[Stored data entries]
====
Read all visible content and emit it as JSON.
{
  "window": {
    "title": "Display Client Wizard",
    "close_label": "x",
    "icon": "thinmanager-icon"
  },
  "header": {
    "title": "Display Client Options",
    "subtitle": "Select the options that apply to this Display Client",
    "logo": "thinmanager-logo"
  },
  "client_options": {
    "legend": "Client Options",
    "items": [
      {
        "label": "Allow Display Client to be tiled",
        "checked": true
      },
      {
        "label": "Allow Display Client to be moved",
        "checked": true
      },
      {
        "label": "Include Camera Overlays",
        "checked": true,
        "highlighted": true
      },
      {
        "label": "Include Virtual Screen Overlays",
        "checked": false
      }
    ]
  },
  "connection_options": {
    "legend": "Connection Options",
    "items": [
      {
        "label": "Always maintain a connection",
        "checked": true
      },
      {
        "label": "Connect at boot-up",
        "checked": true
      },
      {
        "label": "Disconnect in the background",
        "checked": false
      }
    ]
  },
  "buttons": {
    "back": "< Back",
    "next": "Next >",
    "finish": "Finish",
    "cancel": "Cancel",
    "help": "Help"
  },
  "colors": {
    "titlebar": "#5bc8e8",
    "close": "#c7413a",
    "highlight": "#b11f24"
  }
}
====
__What you need to do__
Retype all the material above precisely, with no line left out.

__Solution__
Read all visible content and emit it as JSON.
{
  "window": {
    "title": "Display Client Wizard",
    "close_label": "x",
    "icon": "thinmanager-icon"
  },
  "header": {
    "title": "Display Client Options",
    "subtitle": "Select the options that apply to this Display Client",
    "logo": "thinmanager-logo"
  },
  "client_options": {
    "legend": "Client Options",
    "items": [
      {
        "label": "Allow Display Client to be tiled",
        "checked": true
      },
      {
        "label": "Allow Display Client to be moved",
        "checked": true
      },
      {
        "label": "Include Camera Overlays",
        "checked": true,
        "highlighted": true
      },
      {
        "label": "Include Virtual Screen Overlays",
        "checked": false
      }
    ]
  },
  "connection_options": {
    "legend": "Connection Options",
    "items": [
      {
        "label": "Always maintain a connection",
        "checked": true
      },
      {
        "label": "Connect at boot-up",
        "checked": true
      },
      {
        "label": "Disconnect in the background",
        "checked": false
      }
    ]
  },
  "buttons": {
    "back": "< Back",
    "next": "Next >",
    "finish": "Finish",
    "cancel": "Cancel",
    "help": "Help"
  },
  "colors": {
    "titlebar": "#5bc8e8",
    "close": "#c7413a",
    "highlight": "#b11f24"
  }
}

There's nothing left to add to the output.